SUPPLIED DATA
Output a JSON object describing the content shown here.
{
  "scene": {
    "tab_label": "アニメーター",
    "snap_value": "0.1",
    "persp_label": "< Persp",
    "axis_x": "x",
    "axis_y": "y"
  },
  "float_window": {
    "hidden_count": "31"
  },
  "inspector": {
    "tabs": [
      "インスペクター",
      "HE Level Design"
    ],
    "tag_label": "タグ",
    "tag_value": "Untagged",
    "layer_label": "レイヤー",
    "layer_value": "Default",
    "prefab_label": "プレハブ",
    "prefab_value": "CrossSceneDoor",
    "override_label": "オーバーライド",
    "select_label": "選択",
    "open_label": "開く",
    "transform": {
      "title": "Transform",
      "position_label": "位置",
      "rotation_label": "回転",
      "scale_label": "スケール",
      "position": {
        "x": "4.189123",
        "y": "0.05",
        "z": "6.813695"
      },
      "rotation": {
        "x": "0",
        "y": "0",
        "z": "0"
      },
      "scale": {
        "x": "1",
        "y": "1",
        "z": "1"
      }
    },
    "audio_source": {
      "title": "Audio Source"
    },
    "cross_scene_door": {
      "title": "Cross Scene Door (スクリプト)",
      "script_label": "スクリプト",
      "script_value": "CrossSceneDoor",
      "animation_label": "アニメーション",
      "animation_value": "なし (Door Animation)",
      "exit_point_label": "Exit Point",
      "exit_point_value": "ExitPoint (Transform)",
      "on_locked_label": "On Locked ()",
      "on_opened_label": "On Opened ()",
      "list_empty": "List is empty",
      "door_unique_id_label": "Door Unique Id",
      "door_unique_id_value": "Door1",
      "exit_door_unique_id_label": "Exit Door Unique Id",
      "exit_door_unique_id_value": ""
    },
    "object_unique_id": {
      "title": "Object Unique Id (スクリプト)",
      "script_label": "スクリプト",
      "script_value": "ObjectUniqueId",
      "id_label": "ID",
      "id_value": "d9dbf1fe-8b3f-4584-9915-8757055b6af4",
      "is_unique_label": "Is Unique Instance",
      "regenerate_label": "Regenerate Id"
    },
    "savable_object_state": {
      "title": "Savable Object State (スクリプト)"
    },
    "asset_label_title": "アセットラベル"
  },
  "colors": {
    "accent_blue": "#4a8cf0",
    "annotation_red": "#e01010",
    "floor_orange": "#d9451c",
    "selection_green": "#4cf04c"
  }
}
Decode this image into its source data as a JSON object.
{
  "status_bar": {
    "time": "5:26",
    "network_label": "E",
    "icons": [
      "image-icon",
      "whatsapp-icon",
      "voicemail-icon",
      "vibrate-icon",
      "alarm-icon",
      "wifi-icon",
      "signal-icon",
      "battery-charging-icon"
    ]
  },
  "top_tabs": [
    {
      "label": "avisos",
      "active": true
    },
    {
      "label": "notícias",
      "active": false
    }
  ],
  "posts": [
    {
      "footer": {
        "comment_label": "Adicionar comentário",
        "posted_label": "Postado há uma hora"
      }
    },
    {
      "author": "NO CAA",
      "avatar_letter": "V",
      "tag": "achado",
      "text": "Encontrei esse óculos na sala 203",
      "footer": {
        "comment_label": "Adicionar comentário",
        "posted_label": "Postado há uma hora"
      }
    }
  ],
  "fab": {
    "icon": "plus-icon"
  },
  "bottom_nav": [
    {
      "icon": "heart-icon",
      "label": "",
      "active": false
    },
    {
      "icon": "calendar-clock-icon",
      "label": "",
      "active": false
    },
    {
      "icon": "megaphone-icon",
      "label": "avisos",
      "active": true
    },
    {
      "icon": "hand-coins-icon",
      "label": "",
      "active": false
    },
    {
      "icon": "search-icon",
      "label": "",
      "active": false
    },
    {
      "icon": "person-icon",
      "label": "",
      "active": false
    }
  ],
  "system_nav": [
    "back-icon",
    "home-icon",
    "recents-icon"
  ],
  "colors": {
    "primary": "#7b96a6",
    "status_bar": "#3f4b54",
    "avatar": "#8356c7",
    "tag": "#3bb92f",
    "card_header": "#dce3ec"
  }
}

SET TASK
In the records above, find the lines containing "image" and copy them.

SOLUTION FOR THIS EXERCISE
Decode this image into its source data as a JSON object.
      "image-icon",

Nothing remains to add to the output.